### What is asked
Your task is to locate every line holding the string "JOGÚ" and to copy each of them.

— begin Listed entries —

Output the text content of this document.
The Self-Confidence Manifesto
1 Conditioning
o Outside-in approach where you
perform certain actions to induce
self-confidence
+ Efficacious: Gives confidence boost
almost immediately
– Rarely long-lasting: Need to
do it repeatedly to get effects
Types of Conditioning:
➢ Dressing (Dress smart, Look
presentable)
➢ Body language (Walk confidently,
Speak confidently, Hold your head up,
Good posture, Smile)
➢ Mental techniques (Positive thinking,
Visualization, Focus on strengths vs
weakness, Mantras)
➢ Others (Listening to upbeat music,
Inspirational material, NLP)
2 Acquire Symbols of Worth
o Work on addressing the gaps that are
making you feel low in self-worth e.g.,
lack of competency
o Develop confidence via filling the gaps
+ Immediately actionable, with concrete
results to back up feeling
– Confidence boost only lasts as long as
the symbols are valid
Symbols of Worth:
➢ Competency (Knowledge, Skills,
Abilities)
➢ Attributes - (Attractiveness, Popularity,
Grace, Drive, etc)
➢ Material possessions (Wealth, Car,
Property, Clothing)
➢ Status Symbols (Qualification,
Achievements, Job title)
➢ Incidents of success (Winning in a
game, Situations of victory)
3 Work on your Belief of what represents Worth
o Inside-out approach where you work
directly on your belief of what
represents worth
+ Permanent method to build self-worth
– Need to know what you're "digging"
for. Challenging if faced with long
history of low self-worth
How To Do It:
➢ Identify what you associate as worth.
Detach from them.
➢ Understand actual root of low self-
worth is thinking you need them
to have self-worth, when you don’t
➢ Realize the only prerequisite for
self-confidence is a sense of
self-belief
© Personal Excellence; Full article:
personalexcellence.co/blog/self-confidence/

— end Listed entries —
— begin Listed entries —

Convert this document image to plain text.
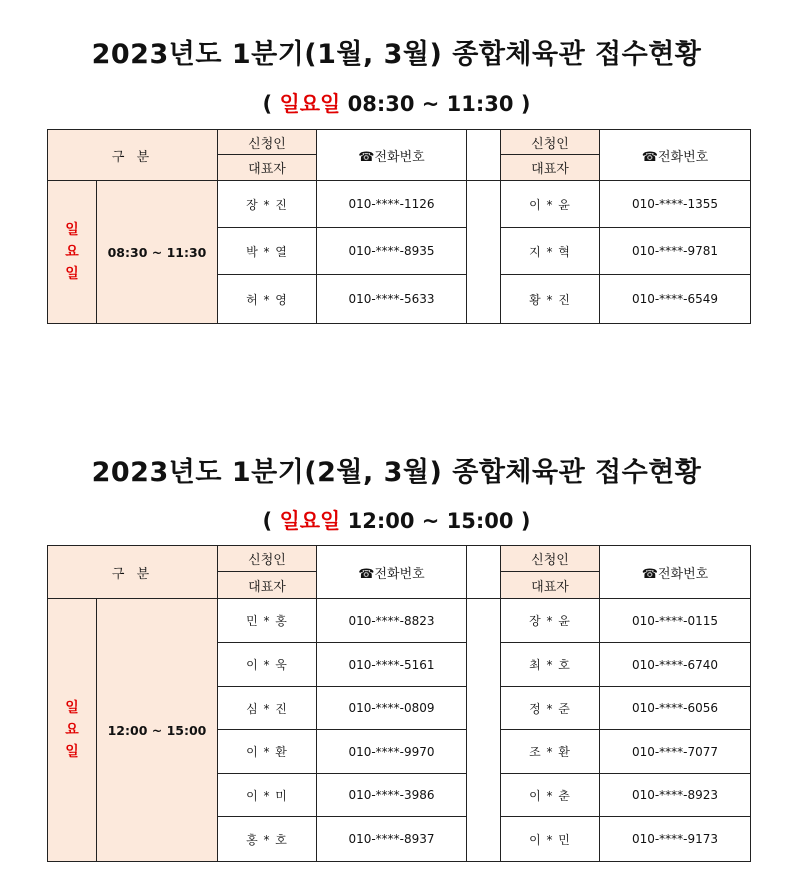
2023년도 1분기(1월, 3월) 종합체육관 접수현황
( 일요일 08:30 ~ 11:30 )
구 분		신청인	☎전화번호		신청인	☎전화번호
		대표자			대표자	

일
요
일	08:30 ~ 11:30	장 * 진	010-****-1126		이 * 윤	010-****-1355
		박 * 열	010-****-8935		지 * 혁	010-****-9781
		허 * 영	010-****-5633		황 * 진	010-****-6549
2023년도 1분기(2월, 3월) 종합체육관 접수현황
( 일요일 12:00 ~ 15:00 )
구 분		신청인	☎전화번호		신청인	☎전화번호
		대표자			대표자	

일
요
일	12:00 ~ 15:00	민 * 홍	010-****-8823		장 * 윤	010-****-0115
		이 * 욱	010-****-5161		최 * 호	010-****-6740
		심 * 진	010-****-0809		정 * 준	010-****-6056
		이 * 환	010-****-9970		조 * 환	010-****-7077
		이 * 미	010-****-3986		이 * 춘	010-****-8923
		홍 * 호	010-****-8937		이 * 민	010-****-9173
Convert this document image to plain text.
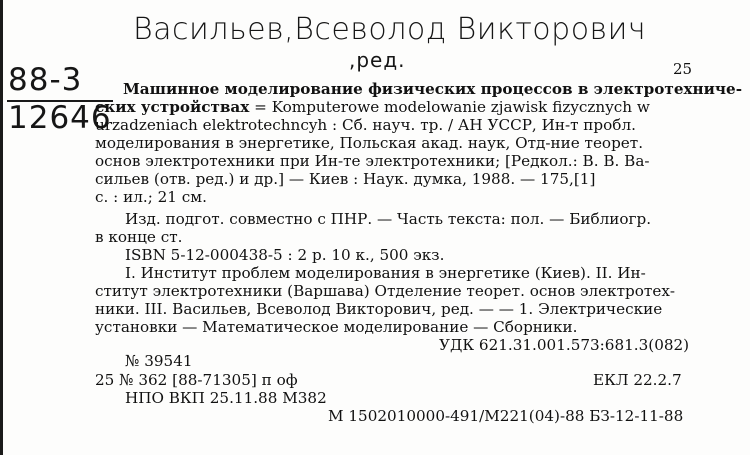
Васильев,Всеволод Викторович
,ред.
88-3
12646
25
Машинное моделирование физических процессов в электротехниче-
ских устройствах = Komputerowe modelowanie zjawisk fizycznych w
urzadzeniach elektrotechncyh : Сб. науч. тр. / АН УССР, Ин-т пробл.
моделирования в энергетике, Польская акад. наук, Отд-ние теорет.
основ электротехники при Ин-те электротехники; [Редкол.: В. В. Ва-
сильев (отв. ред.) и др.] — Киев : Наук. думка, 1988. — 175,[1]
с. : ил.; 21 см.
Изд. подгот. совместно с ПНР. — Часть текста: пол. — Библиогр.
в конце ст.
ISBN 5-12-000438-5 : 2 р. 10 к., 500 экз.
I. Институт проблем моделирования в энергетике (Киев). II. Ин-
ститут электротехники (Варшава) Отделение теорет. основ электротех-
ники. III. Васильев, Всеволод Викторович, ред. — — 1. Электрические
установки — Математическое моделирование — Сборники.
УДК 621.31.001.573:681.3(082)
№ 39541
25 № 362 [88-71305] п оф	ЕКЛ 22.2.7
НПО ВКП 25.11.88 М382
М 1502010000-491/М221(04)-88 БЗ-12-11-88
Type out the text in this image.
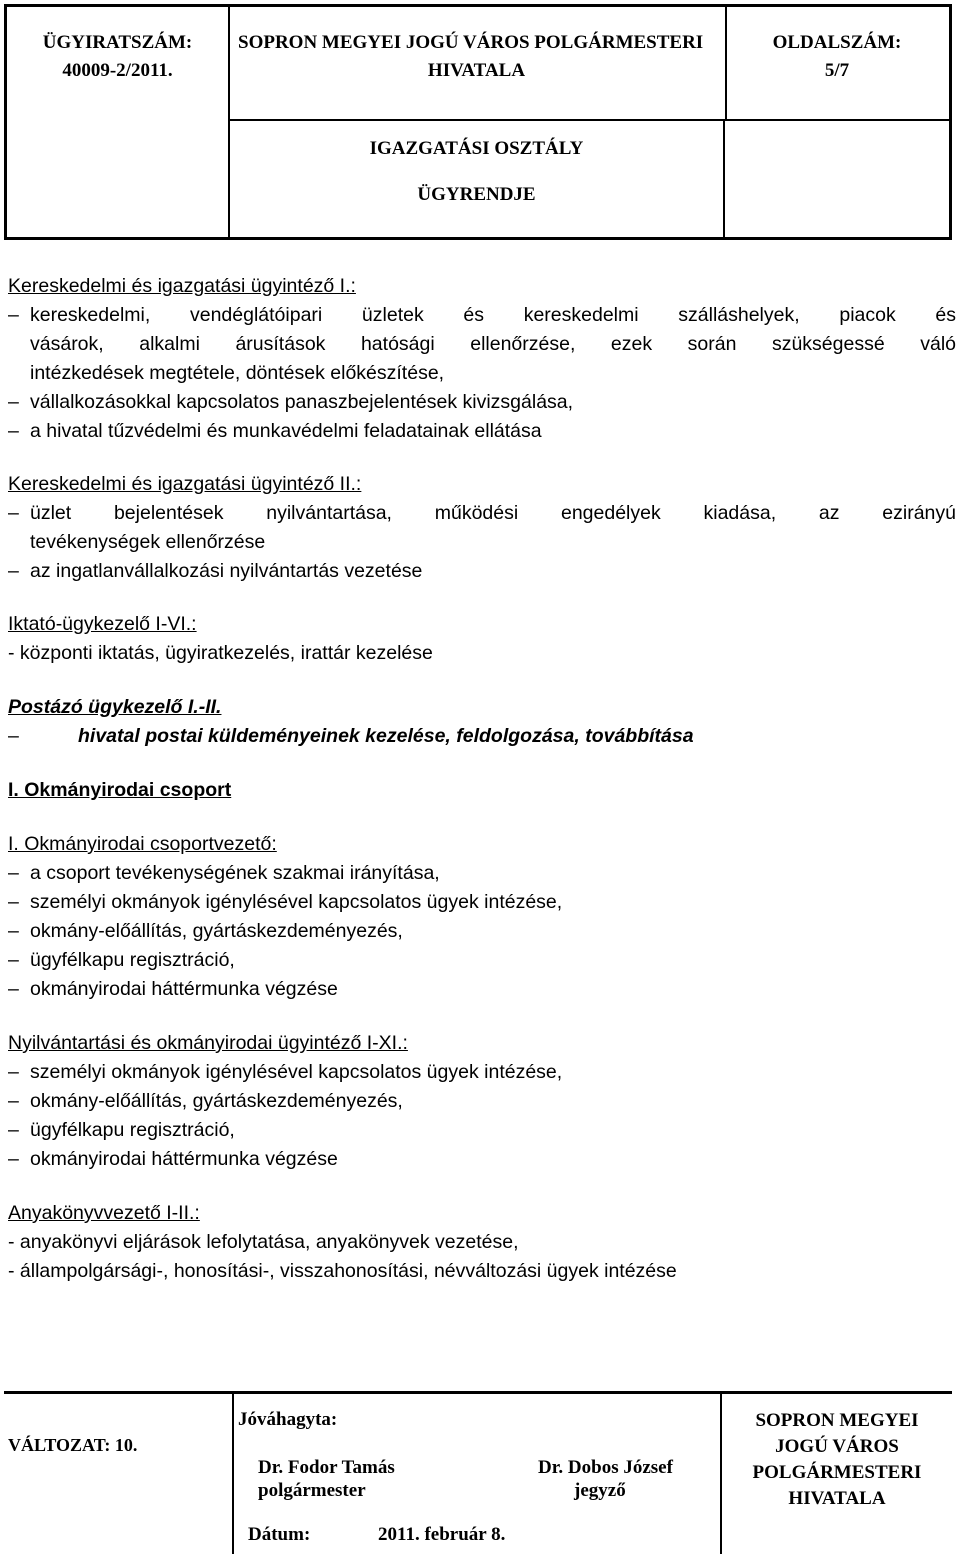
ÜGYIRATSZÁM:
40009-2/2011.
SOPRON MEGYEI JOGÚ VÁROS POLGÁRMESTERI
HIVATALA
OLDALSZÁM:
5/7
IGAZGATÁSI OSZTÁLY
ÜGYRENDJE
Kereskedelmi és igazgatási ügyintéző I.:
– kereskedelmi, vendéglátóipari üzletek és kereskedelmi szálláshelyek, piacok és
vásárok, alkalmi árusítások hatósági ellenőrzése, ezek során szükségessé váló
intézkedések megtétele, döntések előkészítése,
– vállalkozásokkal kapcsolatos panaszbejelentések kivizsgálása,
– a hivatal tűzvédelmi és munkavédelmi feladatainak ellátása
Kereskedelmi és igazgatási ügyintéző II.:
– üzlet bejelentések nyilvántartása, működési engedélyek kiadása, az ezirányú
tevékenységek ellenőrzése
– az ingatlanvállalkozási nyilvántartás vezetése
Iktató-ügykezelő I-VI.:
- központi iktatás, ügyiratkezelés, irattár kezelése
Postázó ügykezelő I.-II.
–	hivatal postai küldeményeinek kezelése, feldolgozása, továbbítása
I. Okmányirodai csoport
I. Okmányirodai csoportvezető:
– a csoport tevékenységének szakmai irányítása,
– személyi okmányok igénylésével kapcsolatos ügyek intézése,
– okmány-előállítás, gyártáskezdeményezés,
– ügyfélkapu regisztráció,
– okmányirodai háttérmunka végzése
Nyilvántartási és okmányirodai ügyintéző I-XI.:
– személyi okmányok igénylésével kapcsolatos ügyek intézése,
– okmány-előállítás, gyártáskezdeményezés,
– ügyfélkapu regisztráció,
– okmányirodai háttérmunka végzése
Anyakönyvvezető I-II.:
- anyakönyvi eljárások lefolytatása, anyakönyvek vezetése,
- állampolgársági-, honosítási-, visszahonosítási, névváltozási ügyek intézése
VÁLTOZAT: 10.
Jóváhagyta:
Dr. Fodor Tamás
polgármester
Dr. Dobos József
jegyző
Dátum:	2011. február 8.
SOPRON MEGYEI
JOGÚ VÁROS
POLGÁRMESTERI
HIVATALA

— end Listed entries —

### Task output
SOPRON MEGYEI JOGÚ VÁROS POLGÁRMESTERI
JOGÚ VÁROS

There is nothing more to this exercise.